REQUIREMENT A – Rewrite the part of the records that opens with the line containing "close-tab-icon[interactable]: ✕ —" and closes with the line containing "share-button[interactable]: 👤︎共 —", replacing "slide-number" with "slide-index" and leaving everything else unchanged.

┌─ PROVIDED TEXT

# Roamio / Android



## NotNowChief (Mar 29, 2012)

Still no Android support? Is this some kind of joke?

Seriously?

What's the excuse now?

Where is DTA for the Mini? That was "coming soon" too.

Until these guys can enable the DTA on the Mini and offer Android support, I'm not buying another thing from these people.

Mrs. Schmidt can you hear us?


----------



## jrtroo (Feb 4, 2008)

This new unit came out more timely than you expected, so they had to provide you some feeder material to complain about!


----------



## BigJimOutlaw (Mar 21, 2004)

Who said Android support was coming on day 1? The rumor has been and continues to be November.

But you were going to ***** today no matter what.


----------



## NotNowChief (Mar 29, 2012)

Fully expected a full-featured product at launch, not more half-baked "products".

Would you buy a new car if they told you that it had provisions for air conditioning and was "coming soon"? How about a refrigerator if they told you the freezer would be enabled "coming soon"?

Imagine me being unreasonable by expecting a company to release a fully-functioning product at launch, and imagine your complacancy with them that you happily accept it.

Have fun forking over a grand for your box and PLS. Remember, all those features are "coming soon" though!


----------



## NotNowChief (Mar 29, 2012)

└─
┌─ PROVIDED INFORMATION

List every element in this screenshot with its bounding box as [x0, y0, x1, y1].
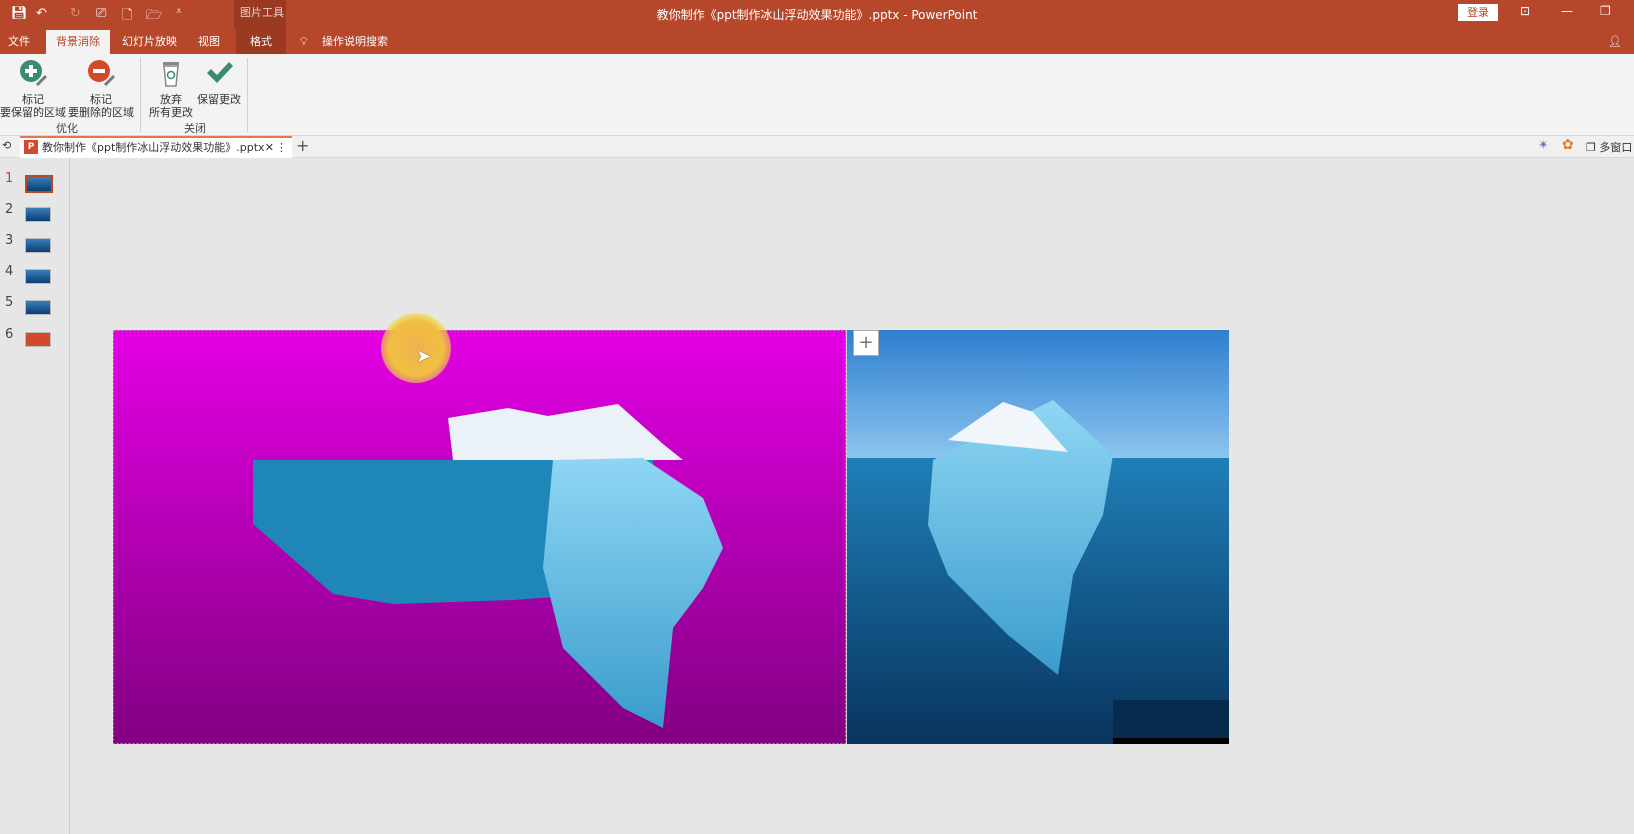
close-tab-icon[interactable]: ✕ — [265, 138, 274, 157]
iceberg-picture — [113, 330, 1229, 744]
group-label-refine: 优化 — [56, 122, 78, 135]
slide-number: 2 — [5, 202, 14, 217]
slide-thumbnail-5[interactable] — [25, 300, 51, 315]
keep-changes-button[interactable]: 保留更改 — [194, 58, 244, 106]
slide-thumbnail-1[interactable] — [25, 175, 53, 193]
ribbon-display-icon[interactable]: ⊡ — [1520, 4, 1530, 18]
tab-view[interactable]: 视图 — [190, 30, 228, 54]
tab-file[interactable]: 文件 — [0, 30, 38, 54]
slide-number: 6 — [5, 327, 14, 342]
checkmark-icon — [207, 62, 233, 83]
lightbulb-icon: 💡︎ — [300, 35, 308, 48]
tab-slideshow[interactable]: 幻灯片放映 — [114, 30, 185, 54]
powerpoint-icon: P — [24, 140, 38, 154]
slide-number: 5 — [5, 295, 14, 310]
slide-thumbnail-6[interactable] — [25, 332, 51, 347]
restore-icon[interactable]: ❐ — [1600, 4, 1611, 18]
slide-number: 3 — [5, 233, 14, 248]
share-button[interactable]: 👤︎共 — [1600, 30, 1634, 72]
tab-background-removal[interactable]: 背景消除 — [46, 30, 110, 54]
group-divider — [140, 58, 141, 132]
settings-icon[interactable]: ✿ — [1562, 137, 1574, 153]
window-title: 教你制作《ppt制作冰山浮动效果功能》.pptx - PowerPoint — [656, 8, 978, 22]
history-icon[interactable]: ⟲ — [2, 139, 11, 152]
new-tab-icon[interactable]: + — [296, 136, 309, 155]
slide-thumbnail-4[interactable] — [25, 269, 51, 284]
slide-thumbnail-panel: 1 2 3 4 5 6 — [0, 158, 70, 834]
tab-format[interactable]: 格式 — [236, 30, 286, 54]
mouse-cursor-icon: ➤ — [416, 346, 432, 367]
document-tab[interactable]: P 教你制作《ppt制作冰山浮动效果功能》.pptx ✕ ⋮ — [20, 136, 292, 158]
plus-marker-icon[interactable]: + — [853, 330, 879, 356]
background-removal-image[interactable]: + — [113, 330, 1229, 744]
document-tab-bar: ⟲ P 教你制作《ppt制作冰山浮动效果功能》.pptx ✕ ⋮ + ✴ ✿ ❐… — [0, 136, 1634, 158]
multi-window-button[interactable]: ❐ 多窗口 — [1586, 139, 1632, 155]
ribbon-tabs: 文件 背景消除 幻灯片放映 视图 格式 💡︎ 操作说明搜索 👤︎共 — [0, 30, 1634, 72]
recycle-bin-icon — [163, 62, 179, 87]
group-divider — [247, 58, 248, 132]
ribbon: 标记 要保留的区域 标记 要删除的区域 优化 放弃 所有更改 保留更改 关闭 — [0, 54, 1634, 136]
login-button[interactable]: 登录 — [1458, 4, 1498, 21]
slide-thumbnail-3[interactable] — [25, 238, 51, 253]
slide-number: 1 — [5, 171, 14, 186]
tell-me-search[interactable]: 操作说明搜索 — [314, 30, 396, 54]
discard-changes-button[interactable]: 放弃 所有更改 — [146, 58, 196, 119]
add-pencil-icon — [20, 60, 47, 86]
magic-wand-icon[interactable]: ✴ — [1538, 138, 1549, 153]
remove-pencil-icon — [88, 60, 115, 86]
slide-thumbnail-2[interactable] — [25, 207, 51, 222]
title-bar: 💾︎ ↶ ↻ ⎚ 🗋 🗁 ⩡ 图片工具 教你制作《ppt制作冰山浮动效果功能》.… — [0, 0, 1634, 54]
slide-number: 4 — [5, 264, 14, 279]
mark-remove-button[interactable]: 标记 要删除的区域 — [68, 58, 134, 119]
group-label-close: 关闭 — [184, 122, 206, 135]
mark-keep-button[interactable]: 标记 要保留的区域 — [0, 58, 66, 119]
more-icon[interactable]: ⋮ — [276, 138, 287, 157]
minimize-icon[interactable]: — — [1561, 4, 1573, 18]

└─

REQUIREMENT B – List each distinct username that appears as a poster in the forum thread about Roamio and Android support.

CORRECT OUTPUT A –
close-tab-icon[interactable]: ✕ — [265, 138, 274, 157]
iceberg-picture — [113, 330, 1229, 744]
group-label-refine: 优化 — [56, 122, 78, 135]
slide-index: 2 — [5, 202, 14, 217]
slide-thumbnail-5[interactable] — [25, 300, 51, 315]
keep-changes-button[interactable]: 保留更改 — [194, 58, 244, 106]
slide-thumbnail-1[interactable] — [25, 175, 53, 193]
ribbon-display-icon[interactable]: ⊡ — [1520, 4, 1530, 18]
tab-view[interactable]: 视图 — [190, 30, 228, 54]
tab-file[interactable]: 文件 — [0, 30, 38, 54]
slide-index: 6 — [5, 327, 14, 342]
checkmark-icon — [207, 62, 233, 83]
lightbulb-icon: 💡︎ — [300, 35, 308, 48]
tab-slideshow[interactable]: 幻灯片放映 — [114, 30, 185, 54]
powerpoint-icon: P — [24, 140, 38, 154]
slide-index: 5 — [5, 295, 14, 310]
slide-thumbnail-6[interactable] — [25, 332, 51, 347]
restore-icon[interactable]: ❐ — [1600, 4, 1611, 18]
slide-index: 3 — [5, 233, 14, 248]
share-button[interactable]: 👤︎共 — [1600, 30, 1634, 72]

CORRECT OUTPUT B –
NotNowChief
jrtroo
BigJimOutlaw